-- Task goal --
The records below must be output exactly, without pictures.

-- Input data --
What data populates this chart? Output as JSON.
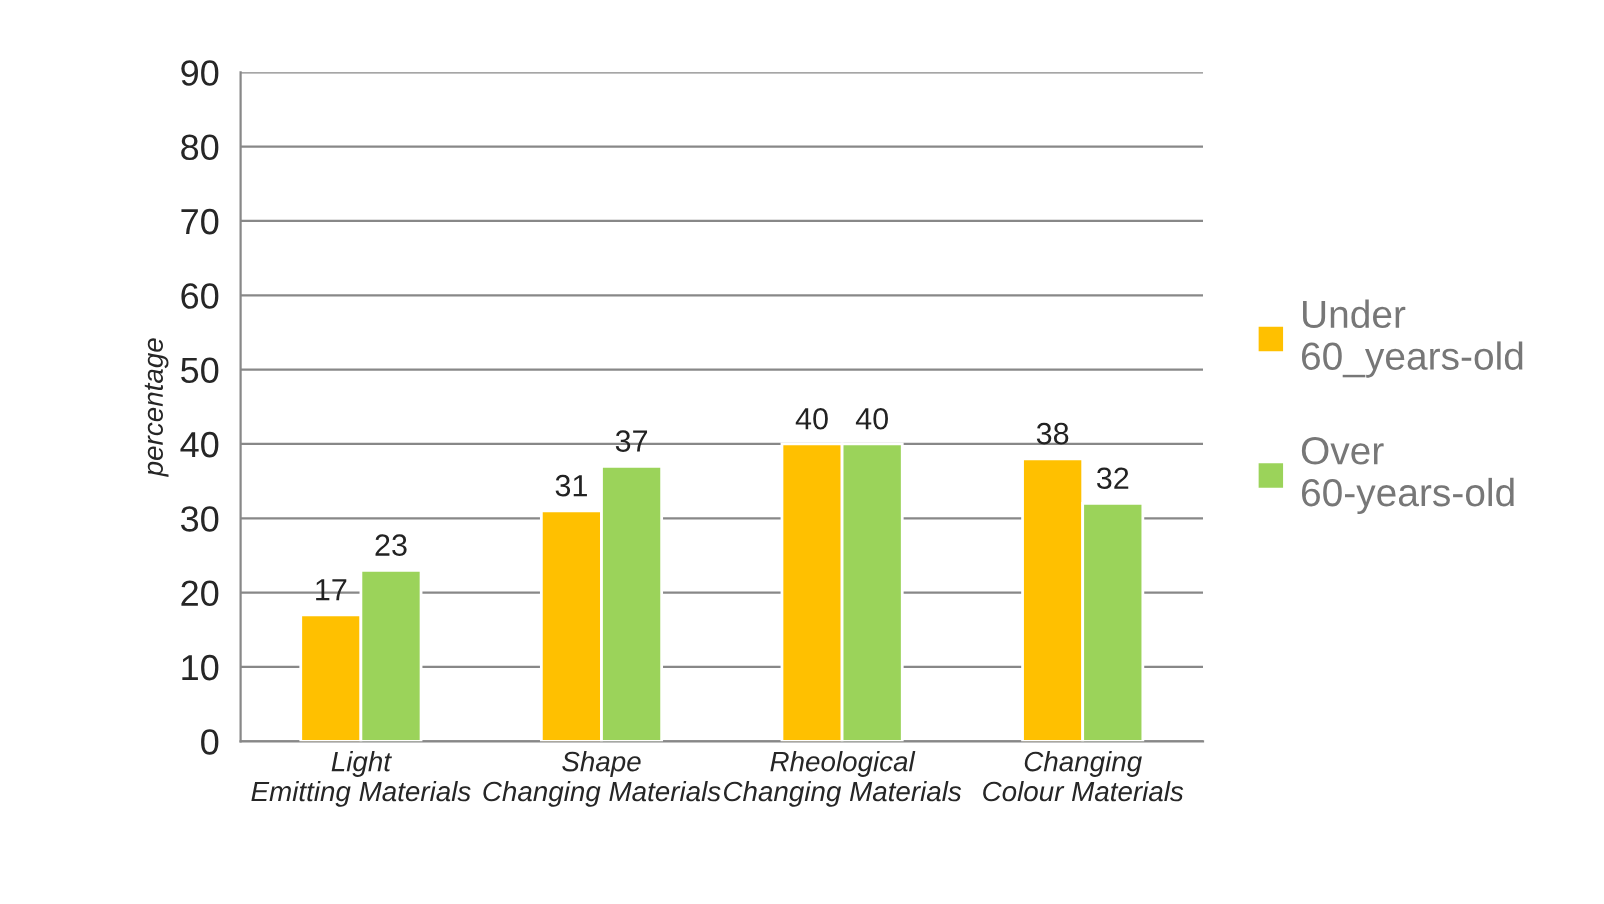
{
  "chart_data": {
    "type": "bar",
    "ylabel": "percentage",
    "categories": [
      "Light Emitting Materials",
      "Shape Changing Materials",
      "Rheological Changing Materials",
      "Changing Colour Materials"
    ],
    "series": [
      {
        "name": "Under 60_years-old",
        "color": "#ffc000",
        "values": [
          17,
          31,
          40,
          38
        ]
      },
      {
        "name": "Over 60-years-old",
        "color": "#9bd35a",
        "values": [
          23,
          37,
          40,
          32
        ]
      }
    ],
    "ylim": [
      0,
      90
    ],
    "yticks": [
      0,
      10,
      20,
      30,
      40,
      50,
      60,
      70,
      80,
      90
    ],
    "grid": "y",
    "legend": "right",
    "data_labels": true
  }
}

-- Final result --
What data populates this chart? Output as JSON.
{
  "chart_data": {
    "type": "bar",
    "ylabel": "percentage",
    "categories": [
      "Light Emitting Materials",
      "Shape Changing Materials",
      "Rheological Changing Materials",
      "Changing Colour Materials"
    ],
    "series": [
      {
        "name": "Under 60_years-old",
        "color": "#ffc000",
        "values": [
          17,
          31,
          40,
          38
        ]
      },
      {
        "name": "Over 60-years-old",
        "color": "#9bd35a",
        "values": [
          23,
          37,
          40,
          32
        ]
      }
    ],
    "ylim": [
      0,
      90
    ],
    "yticks": [
      0,
      10,
      20,
      30,
      40,
      50,
      60,
      70,
      80,
      90
    ],
    "grid": "y",
    "legend": "right",
    "data_labels": true
  }
}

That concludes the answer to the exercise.